+++ RAW DATA

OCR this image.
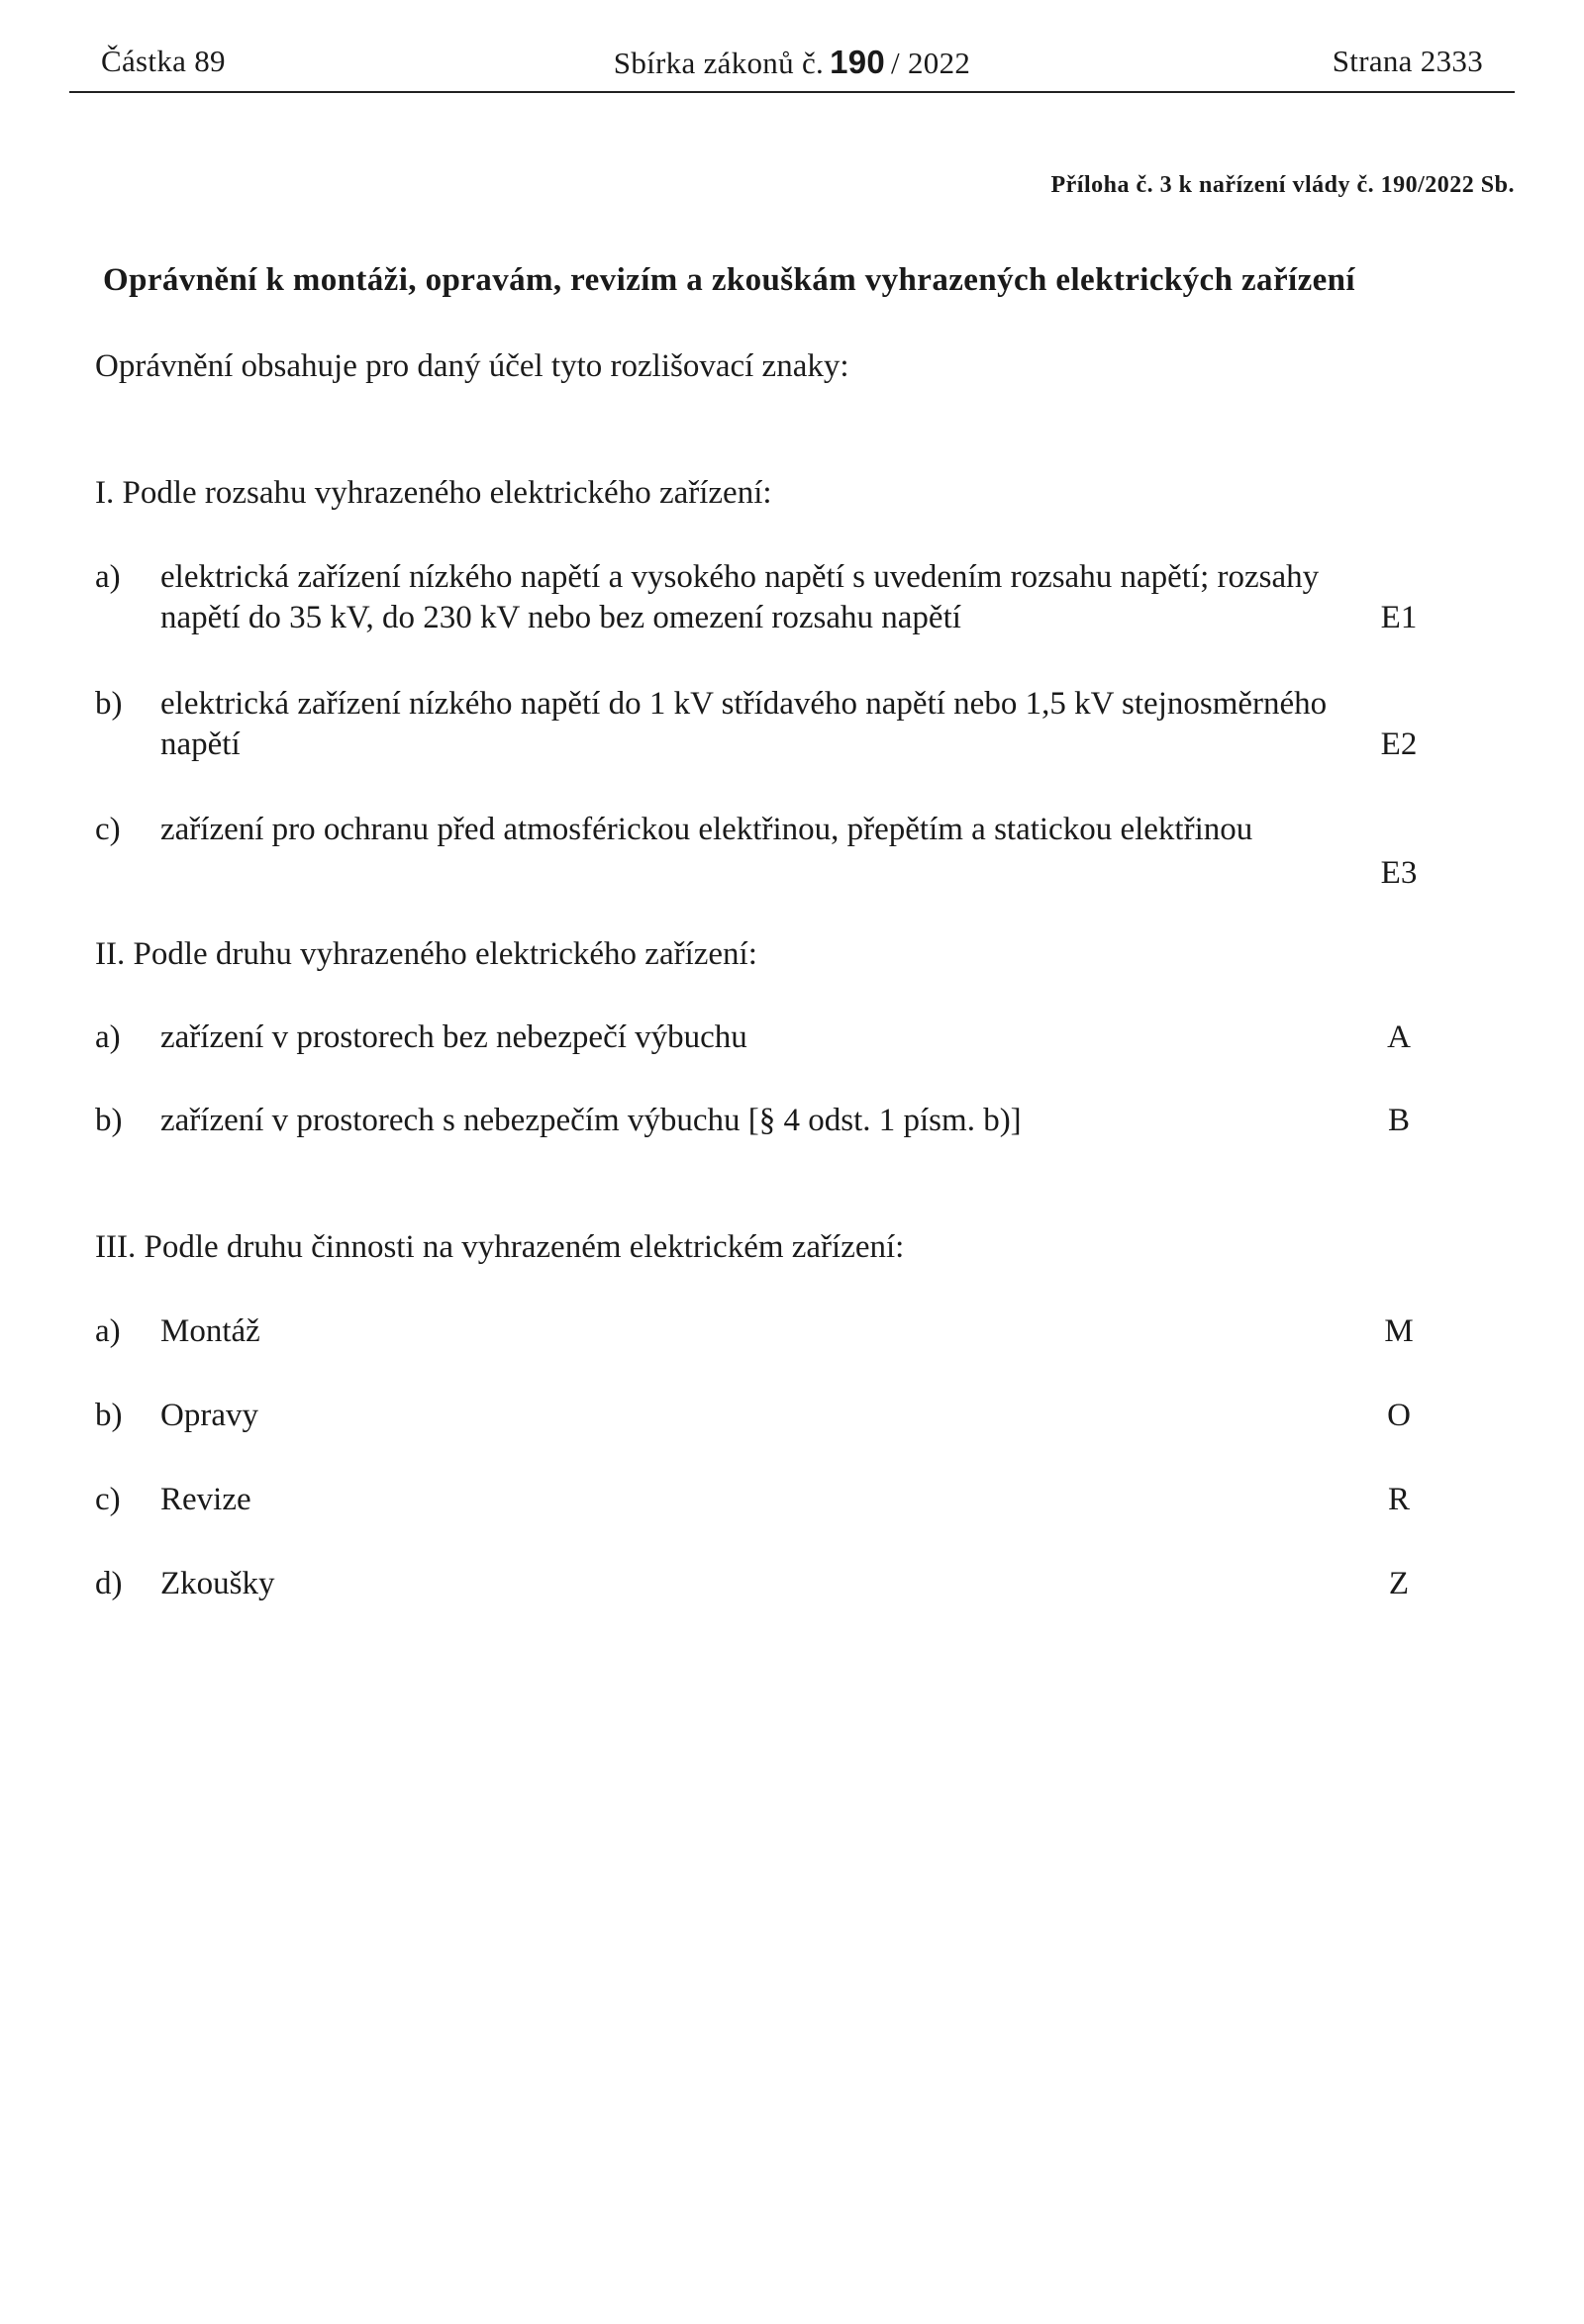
Částka 89	Sbírka zákonů č. 190 / 2022	Strana 2333
Příloha č. 3 k nařízení vlády č. 190/2022 Sb.
Oprávnění k montáži, opravám, revizím a zkouškám vyhrazených elektrických zařízení
Oprávnění obsahuje pro daný účel tyto rozlišovací znaky:
I. Podle rozsahu vyhrazeného elektrického zařízení:
a) elektrická zařízení nízkého napětí a vysokého napětí s uvedením rozsahu napětí; rozsahy
napětí do 35 kV, do 230 kV nebo bez omezení rozsahu napětí	E1
b) elektrická zařízení nízkého napětí do 1 kV střídavého napětí nebo 1,5 kV stejnosměrného
napětí	E2
c) zařízení pro ochranu před atmosférickou elektřinou, přepětím a statickou elektřinou
E3
II. Podle druhu vyhrazeného elektrického zařízení:
a) zařízení v prostorech bez nebezpečí výbuchu	A
b) zařízení v prostorech s nebezpečím výbuchu [§ 4 odst. 1 písm. b)]	B
III. Podle druhu činnosti na vyhrazeném elektrickém zařízení:
a) Montáž	M
b) Opravy	O
c) Revize	R
d) Zkoušky	Z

++++++

■ **TO DO**
Wherever the string "elektrického" appears in the entries above, list that line.

■ **EXERCISE RESULT**
I. Podle rozsahu vyhrazeného elektrického zařízení:
II. Podle druhu vyhrazeného elektrického zařízení:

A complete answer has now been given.